» Given instruction:
Each record below should appear again exactly as written.

» Records supplied:
▼▼▼

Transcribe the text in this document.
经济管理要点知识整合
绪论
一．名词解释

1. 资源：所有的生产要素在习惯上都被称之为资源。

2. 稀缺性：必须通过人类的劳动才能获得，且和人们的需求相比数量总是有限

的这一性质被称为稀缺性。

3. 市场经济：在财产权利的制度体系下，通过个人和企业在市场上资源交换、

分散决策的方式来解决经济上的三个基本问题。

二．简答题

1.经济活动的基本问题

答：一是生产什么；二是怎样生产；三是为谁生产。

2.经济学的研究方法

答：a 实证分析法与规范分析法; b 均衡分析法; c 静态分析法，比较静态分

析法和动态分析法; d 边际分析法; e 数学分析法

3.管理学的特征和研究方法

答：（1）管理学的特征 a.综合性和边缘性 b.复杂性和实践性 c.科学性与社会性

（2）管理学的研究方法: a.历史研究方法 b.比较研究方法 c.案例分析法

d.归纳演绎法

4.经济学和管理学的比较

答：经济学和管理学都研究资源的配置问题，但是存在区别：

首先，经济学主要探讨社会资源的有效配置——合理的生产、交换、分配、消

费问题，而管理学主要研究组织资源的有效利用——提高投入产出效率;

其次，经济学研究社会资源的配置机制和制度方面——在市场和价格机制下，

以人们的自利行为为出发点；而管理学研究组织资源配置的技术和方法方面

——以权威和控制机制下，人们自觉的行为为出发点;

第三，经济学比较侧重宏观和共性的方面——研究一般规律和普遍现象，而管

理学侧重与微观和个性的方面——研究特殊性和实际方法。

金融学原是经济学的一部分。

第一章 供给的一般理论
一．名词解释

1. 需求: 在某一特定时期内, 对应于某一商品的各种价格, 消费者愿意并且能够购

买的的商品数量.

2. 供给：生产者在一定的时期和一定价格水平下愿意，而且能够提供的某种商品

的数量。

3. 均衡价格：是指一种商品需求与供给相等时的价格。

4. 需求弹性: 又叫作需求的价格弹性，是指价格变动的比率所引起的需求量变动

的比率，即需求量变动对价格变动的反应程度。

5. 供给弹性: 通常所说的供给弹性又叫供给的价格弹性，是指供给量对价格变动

▲▲▲

» In response:
Transcribe the text in this document.
经济管理要点知识整合
绪论
一．名词解释

1. 资源：所有的生产要素在习惯上都被称之为资源。

2. 稀缺性：必须通过人类的劳动才能获得，且和人们的需求相比数量总是有限

的这一性质被称为稀缺性。

3. 市场经济：在财产权利的制度体系下，通过个人和企业在市场上资源交换、

分散决策的方式来解决经济上的三个基本问题。

二．简答题

1.经济活动的基本问题

答：一是生产什么；二是怎样生产；三是为谁生产。

2.经济学的研究方法

答：a 实证分析法与规范分析法; b 均衡分析法; c 静态分析法，比较静态分

析法和动态分析法; d 边际分析法; e 数学分析法

3.管理学的特征和研究方法

答：（1）管理学的特征 a.综合性和边缘性 b.复杂性和实践性 c.科学性与社会性

（2）管理学的研究方法: a.历史研究方法 b.比较研究方法 c.案例分析法

d.归纳演绎法

4.经济学和管理学的比较

答：经济学和管理学都研究资源的配置问题，但是存在区别：

首先，经济学主要探讨社会资源的有效配置——合理的生产、交换、分配、消

费问题，而管理学主要研究组织资源的有效利用——提高投入产出效率;

其次，经济学研究社会资源的配置机制和制度方面——在市场和价格机制下，

以人们的自利行为为出发点；而管理学研究组织资源配置的技术和方法方面

——以权威和控制机制下，人们自觉的行为为出发点;

第三，经济学比较侧重宏观和共性的方面——研究一般规律和普遍现象，而管

理学侧重与微观和个性的方面——研究特殊性和实际方法。

金融学原是经济学的一部分。

第一章 供给的一般理论
一．名词解释

1. 需求: 在某一特定时期内, 对应于某一商品的各种价格, 消费者愿意并且能够购

买的的商品数量.

2. 供给：生产者在一定的时期和一定价格水平下愿意，而且能够提供的某种商品

的数量。

3. 均衡价格：是指一种商品需求与供给相等时的价格。

4. 需求弹性: 又叫作需求的价格弹性，是指价格变动的比率所引起的需求量变动

的比率，即需求量变动对价格变动的反应程度。

5. 供给弹性: 通常所说的供给弹性又叫供给的价格弹性，是指供给量对价格变动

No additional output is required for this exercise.